**Source data:**
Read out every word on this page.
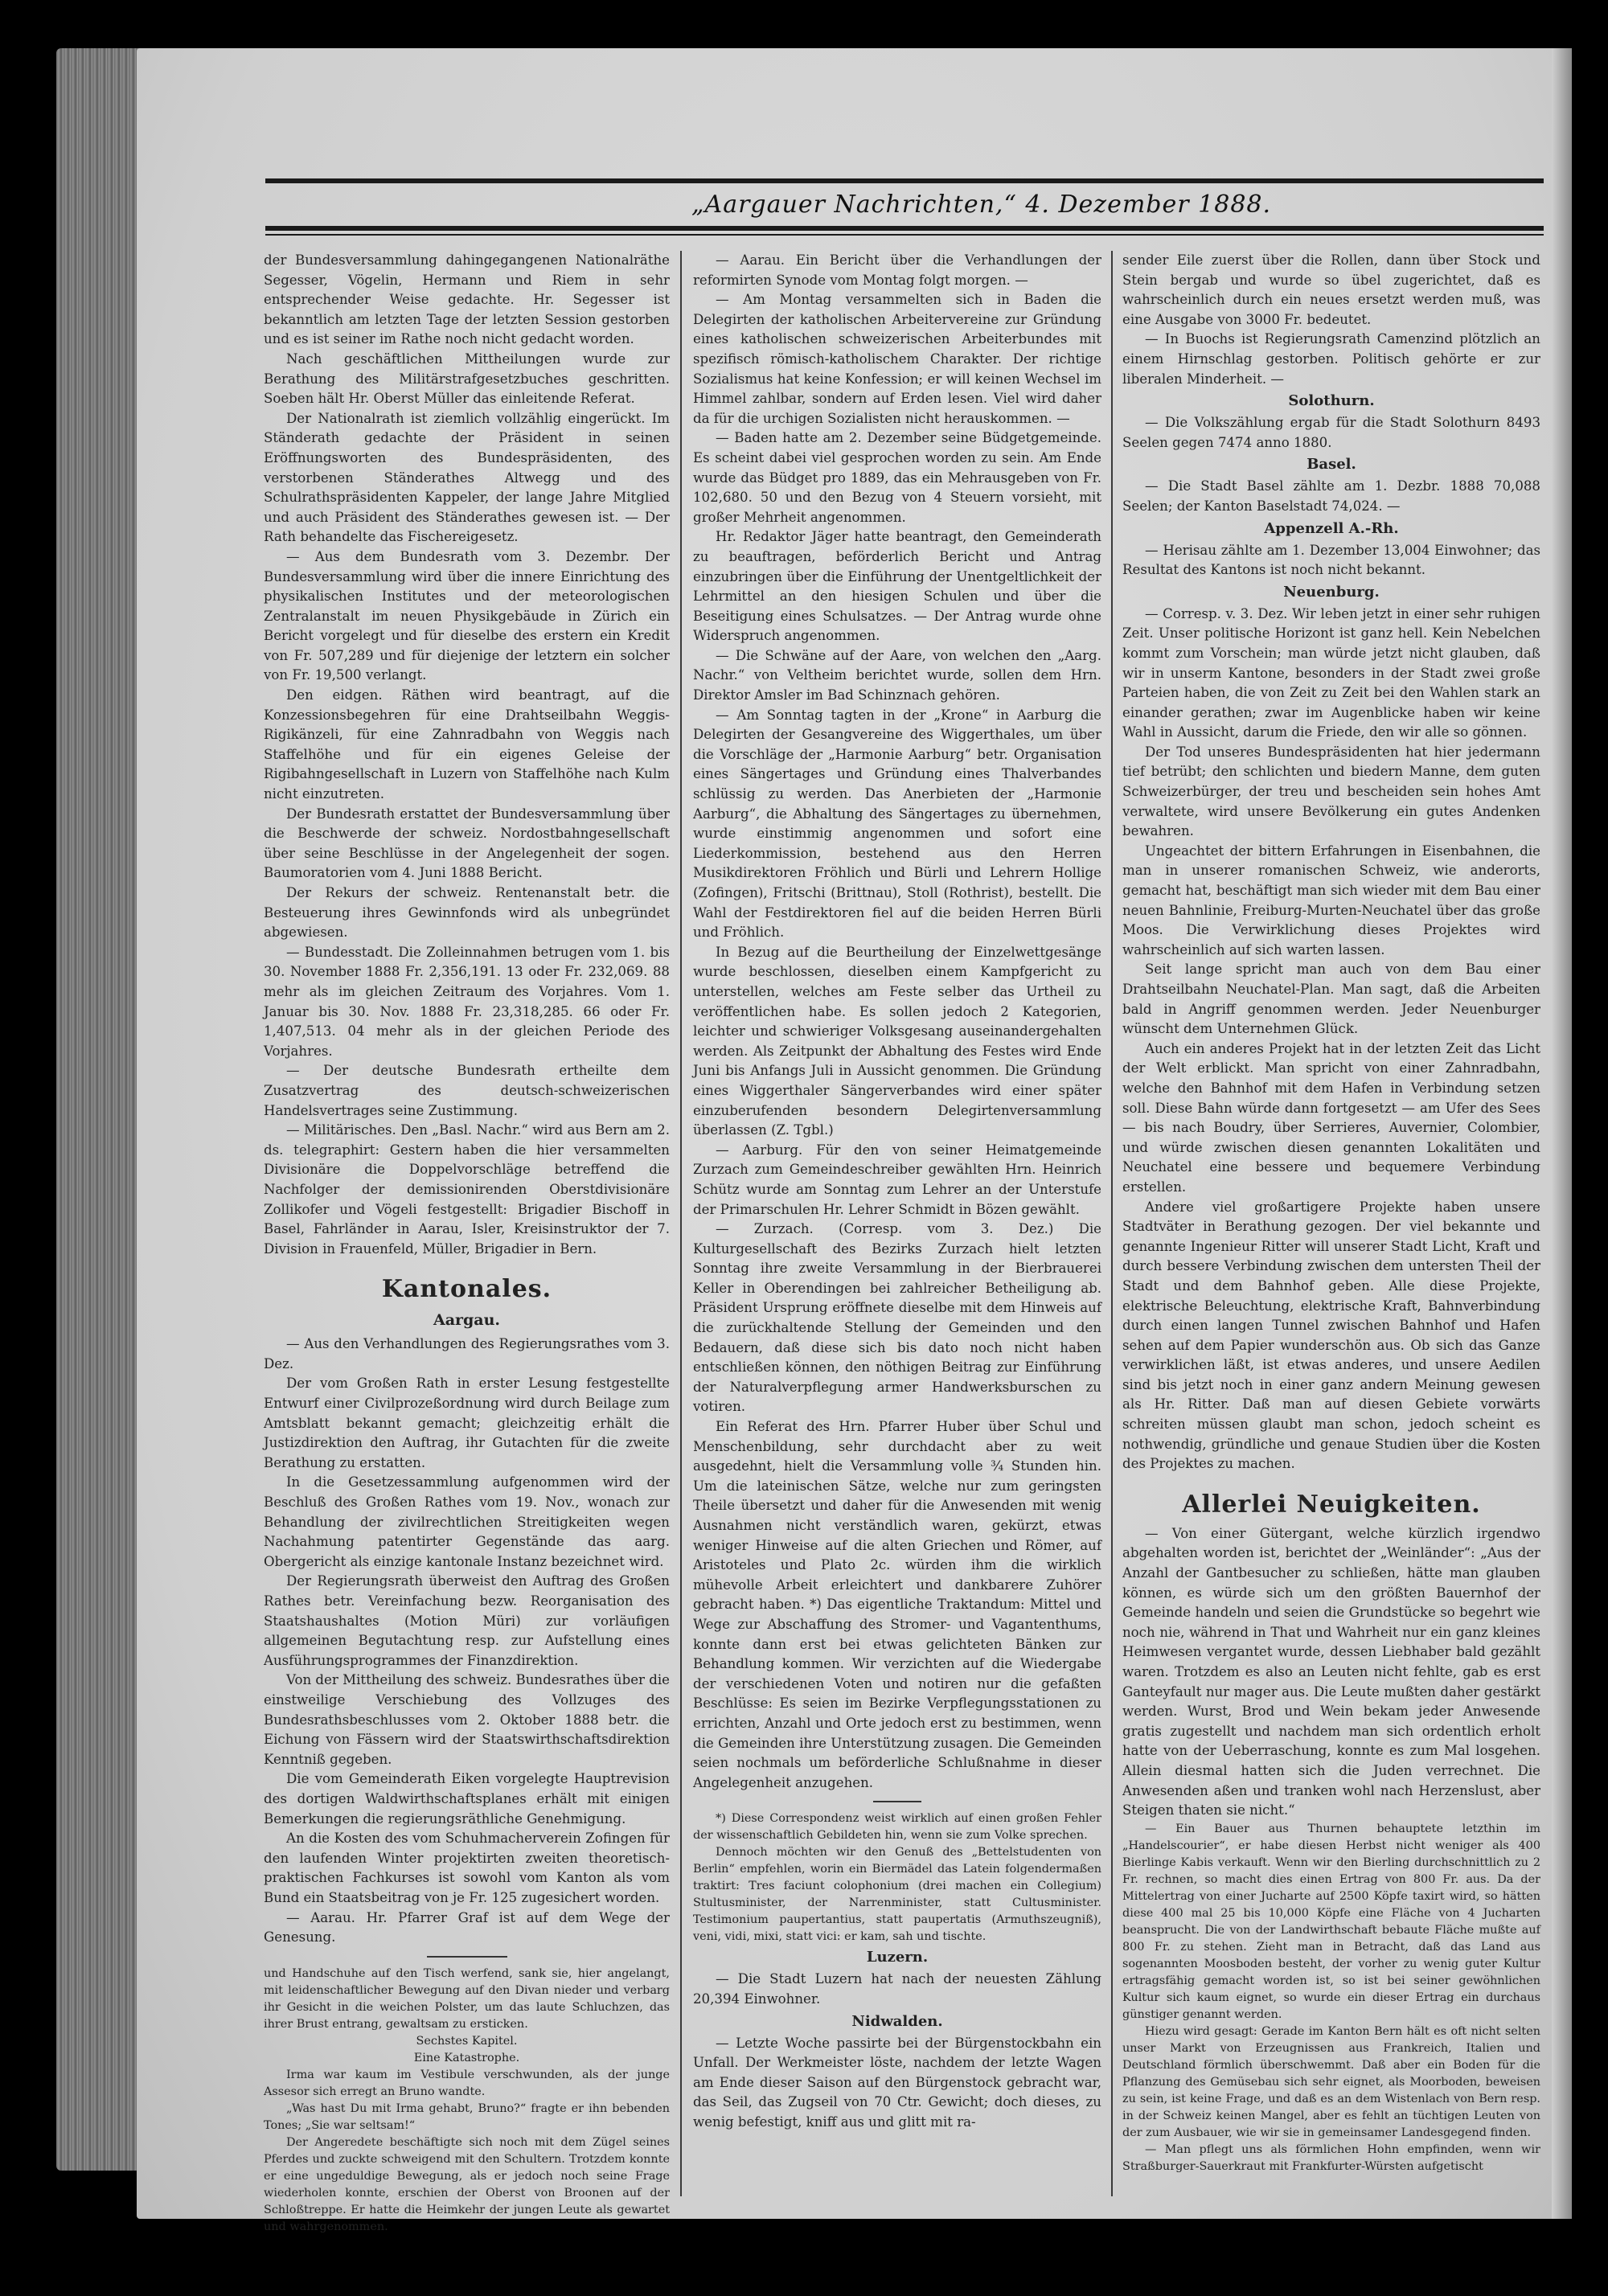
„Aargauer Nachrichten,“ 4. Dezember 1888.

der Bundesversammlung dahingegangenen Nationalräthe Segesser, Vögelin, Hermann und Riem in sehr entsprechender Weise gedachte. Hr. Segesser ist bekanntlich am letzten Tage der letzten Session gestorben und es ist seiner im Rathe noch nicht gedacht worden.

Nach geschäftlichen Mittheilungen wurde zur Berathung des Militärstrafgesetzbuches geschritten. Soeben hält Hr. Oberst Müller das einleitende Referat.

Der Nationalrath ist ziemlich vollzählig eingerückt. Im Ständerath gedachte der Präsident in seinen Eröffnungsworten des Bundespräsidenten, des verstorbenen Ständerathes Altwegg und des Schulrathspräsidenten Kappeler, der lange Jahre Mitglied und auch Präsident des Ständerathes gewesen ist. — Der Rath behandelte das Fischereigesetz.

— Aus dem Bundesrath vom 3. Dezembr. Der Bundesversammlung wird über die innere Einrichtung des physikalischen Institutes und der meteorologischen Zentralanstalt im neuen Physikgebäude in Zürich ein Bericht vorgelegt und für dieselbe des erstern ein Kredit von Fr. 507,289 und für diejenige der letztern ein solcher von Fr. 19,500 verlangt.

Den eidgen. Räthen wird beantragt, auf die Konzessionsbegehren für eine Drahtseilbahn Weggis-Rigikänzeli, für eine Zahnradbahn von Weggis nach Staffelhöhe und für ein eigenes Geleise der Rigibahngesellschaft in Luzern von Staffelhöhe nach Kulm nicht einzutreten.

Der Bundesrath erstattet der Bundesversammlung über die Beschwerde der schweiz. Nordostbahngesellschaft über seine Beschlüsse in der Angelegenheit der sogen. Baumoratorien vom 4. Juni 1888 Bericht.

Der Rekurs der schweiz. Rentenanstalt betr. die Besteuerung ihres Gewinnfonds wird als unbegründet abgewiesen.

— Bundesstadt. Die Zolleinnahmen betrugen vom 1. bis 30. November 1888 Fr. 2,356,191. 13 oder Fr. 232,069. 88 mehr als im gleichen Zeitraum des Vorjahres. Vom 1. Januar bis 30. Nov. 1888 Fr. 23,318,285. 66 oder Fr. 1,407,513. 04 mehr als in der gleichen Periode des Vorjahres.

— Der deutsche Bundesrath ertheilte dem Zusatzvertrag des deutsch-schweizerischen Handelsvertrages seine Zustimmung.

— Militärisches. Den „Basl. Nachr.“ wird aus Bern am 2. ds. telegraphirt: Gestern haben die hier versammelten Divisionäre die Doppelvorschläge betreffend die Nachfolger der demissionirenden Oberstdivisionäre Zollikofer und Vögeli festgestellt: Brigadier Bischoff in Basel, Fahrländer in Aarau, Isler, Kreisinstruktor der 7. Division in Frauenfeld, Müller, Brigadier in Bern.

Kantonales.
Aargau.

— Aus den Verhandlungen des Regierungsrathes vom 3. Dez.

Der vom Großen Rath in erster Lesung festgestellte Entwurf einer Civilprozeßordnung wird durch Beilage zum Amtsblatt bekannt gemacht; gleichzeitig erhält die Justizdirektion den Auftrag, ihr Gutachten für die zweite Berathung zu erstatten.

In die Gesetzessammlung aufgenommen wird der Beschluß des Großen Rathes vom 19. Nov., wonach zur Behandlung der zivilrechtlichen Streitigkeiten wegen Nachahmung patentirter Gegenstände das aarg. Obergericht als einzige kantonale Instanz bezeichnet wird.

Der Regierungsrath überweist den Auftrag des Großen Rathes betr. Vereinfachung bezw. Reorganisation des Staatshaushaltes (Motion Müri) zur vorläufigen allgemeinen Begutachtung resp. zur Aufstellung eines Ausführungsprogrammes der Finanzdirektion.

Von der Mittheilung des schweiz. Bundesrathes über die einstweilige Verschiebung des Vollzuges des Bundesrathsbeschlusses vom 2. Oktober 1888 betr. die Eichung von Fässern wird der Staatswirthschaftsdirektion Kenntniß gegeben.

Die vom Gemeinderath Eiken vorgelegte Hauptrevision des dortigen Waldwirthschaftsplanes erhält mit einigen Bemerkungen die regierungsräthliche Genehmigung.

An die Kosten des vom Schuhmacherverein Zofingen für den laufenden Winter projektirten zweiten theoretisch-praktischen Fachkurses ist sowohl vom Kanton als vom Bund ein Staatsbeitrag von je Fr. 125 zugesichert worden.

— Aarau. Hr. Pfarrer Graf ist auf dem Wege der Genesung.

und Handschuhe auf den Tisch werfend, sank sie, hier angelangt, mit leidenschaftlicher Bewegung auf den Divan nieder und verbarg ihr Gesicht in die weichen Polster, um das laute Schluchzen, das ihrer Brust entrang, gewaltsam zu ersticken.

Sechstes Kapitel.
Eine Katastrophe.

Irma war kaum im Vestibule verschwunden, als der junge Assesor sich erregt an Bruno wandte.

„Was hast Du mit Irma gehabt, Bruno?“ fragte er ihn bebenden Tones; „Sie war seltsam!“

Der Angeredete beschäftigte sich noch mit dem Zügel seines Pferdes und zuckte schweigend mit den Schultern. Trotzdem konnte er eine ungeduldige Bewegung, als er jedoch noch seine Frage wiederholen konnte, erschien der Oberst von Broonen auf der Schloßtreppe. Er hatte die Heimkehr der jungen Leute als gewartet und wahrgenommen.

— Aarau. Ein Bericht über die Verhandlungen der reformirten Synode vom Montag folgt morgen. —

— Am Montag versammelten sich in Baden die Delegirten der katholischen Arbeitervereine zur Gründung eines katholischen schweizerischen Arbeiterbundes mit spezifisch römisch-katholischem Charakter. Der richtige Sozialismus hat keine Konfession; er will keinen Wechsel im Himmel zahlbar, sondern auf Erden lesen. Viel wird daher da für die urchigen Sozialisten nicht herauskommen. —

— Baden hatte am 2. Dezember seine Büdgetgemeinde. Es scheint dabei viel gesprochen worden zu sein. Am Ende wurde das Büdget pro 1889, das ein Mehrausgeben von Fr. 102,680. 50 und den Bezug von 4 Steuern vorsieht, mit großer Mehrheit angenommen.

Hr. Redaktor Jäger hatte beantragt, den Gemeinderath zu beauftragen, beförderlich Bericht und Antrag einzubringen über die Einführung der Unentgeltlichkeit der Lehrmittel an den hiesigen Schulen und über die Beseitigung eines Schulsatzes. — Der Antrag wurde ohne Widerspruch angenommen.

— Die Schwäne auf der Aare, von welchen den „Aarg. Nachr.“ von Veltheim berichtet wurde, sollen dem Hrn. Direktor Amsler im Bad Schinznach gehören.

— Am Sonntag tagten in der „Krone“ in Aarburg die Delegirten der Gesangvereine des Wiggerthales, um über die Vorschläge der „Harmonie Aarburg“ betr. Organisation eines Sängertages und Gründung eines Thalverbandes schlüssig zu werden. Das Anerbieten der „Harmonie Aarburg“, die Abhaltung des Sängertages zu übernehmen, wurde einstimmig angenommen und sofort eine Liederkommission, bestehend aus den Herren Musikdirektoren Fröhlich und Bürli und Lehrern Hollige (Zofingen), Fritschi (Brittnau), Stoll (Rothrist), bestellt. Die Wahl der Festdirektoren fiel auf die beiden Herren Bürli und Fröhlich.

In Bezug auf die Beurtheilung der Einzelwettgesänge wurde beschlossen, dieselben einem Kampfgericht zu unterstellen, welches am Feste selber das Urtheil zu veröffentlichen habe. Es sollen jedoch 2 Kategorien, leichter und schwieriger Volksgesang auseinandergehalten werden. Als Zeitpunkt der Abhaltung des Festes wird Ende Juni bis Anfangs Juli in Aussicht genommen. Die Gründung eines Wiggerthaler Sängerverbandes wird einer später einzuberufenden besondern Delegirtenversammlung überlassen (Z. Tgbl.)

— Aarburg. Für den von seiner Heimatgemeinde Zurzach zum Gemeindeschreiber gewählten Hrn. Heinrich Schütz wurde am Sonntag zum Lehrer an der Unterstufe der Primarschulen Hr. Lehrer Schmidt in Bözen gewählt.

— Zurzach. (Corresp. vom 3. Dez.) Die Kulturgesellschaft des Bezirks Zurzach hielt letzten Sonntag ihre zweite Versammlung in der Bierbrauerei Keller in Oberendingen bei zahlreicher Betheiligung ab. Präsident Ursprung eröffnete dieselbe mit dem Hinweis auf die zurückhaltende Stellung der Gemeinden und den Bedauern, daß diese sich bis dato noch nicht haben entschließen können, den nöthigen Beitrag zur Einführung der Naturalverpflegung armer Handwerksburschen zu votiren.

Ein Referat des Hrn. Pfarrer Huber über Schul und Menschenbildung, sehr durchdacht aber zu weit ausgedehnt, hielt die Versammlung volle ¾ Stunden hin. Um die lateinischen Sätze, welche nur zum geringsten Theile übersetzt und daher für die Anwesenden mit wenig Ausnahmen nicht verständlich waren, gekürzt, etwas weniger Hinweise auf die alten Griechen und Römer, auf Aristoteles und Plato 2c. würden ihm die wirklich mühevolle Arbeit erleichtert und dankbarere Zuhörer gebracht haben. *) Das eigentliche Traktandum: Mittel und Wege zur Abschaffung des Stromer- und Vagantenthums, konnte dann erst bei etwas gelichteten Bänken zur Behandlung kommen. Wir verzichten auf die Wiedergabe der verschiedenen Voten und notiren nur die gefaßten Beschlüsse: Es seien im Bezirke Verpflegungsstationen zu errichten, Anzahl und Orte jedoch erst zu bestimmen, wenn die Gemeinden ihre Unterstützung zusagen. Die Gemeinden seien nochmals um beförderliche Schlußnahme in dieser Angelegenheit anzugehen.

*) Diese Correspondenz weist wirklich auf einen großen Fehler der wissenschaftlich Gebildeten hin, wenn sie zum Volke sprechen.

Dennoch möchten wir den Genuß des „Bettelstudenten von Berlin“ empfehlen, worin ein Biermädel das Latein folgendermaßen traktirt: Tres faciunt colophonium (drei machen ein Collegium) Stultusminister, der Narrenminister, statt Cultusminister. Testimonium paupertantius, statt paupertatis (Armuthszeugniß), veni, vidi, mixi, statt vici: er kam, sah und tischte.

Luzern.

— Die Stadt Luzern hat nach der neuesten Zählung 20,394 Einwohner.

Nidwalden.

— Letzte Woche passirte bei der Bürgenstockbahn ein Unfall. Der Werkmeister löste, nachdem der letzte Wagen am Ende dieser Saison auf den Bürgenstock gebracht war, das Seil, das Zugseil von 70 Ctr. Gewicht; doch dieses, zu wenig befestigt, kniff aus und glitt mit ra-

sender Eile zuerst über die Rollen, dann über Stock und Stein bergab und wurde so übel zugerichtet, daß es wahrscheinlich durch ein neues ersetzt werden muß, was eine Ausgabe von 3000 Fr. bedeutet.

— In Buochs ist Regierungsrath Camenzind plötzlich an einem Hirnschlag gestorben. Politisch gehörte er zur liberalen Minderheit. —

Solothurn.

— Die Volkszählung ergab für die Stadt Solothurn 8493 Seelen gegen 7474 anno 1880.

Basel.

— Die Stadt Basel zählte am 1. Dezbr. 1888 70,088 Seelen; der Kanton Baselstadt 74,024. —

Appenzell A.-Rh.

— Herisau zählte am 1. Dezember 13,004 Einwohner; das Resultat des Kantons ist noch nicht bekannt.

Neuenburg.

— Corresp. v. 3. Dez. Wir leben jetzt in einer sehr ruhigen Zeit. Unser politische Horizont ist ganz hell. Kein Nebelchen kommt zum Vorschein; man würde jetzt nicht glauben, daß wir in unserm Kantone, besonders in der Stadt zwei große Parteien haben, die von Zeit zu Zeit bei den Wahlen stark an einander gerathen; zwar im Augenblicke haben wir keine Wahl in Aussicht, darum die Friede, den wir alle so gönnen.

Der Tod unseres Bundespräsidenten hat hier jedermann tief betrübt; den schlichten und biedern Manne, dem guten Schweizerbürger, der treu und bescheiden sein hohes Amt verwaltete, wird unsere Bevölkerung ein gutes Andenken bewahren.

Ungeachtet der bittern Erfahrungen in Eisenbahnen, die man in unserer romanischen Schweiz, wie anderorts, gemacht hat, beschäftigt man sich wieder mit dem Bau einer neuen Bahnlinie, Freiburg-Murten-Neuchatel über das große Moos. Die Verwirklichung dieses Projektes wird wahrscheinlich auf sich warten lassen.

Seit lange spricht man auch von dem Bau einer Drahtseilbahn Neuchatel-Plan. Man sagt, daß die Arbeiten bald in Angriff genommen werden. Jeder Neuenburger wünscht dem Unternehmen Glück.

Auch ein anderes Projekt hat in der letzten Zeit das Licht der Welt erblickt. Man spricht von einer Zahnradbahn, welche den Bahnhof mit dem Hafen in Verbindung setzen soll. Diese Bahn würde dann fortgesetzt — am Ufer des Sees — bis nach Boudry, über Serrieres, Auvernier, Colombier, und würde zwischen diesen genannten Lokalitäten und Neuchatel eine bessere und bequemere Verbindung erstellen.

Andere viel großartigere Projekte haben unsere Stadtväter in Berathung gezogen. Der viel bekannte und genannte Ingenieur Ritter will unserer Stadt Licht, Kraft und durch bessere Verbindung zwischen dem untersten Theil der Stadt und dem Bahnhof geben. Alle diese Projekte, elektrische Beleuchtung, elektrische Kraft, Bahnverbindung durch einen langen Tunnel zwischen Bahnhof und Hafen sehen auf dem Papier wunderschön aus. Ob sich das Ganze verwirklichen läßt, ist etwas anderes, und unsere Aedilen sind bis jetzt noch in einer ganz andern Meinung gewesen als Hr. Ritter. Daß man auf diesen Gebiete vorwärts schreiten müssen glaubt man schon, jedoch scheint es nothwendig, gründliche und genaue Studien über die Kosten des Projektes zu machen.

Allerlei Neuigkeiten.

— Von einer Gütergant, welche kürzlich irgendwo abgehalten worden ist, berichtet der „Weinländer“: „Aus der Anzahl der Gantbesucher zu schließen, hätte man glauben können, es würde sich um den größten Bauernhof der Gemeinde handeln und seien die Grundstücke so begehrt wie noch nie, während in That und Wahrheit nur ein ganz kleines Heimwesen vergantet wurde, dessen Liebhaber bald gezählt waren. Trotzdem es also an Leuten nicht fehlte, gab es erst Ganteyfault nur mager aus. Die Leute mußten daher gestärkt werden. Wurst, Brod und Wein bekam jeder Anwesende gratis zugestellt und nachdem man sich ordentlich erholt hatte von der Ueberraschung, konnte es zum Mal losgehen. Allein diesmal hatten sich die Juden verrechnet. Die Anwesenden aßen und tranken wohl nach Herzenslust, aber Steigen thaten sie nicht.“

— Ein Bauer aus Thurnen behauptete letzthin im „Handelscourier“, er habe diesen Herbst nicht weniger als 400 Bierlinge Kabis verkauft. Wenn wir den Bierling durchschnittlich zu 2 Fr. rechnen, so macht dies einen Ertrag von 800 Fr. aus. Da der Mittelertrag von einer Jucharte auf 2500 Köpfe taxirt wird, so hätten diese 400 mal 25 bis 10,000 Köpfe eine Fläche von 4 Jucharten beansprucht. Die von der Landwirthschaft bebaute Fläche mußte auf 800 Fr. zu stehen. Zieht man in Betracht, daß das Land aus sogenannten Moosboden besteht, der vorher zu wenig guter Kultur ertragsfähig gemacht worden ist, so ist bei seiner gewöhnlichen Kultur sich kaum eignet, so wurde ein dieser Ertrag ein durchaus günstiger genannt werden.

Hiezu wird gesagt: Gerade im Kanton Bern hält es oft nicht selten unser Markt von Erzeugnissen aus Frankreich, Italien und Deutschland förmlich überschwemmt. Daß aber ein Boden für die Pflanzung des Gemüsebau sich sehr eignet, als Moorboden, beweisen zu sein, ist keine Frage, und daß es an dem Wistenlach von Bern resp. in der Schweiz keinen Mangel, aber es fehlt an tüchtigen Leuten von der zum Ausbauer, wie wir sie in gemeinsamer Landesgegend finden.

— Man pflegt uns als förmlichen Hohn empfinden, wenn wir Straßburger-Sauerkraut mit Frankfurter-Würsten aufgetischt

**Problem to solve:** Copy each line of the data that contains the word "Solothurn", leaving the other lines out.

**Solution to this task:**
Solothurn.
— Die Volkszählung ergab für die Stadt Solothurn 8493 Seelen gegen 7474 anno 1880.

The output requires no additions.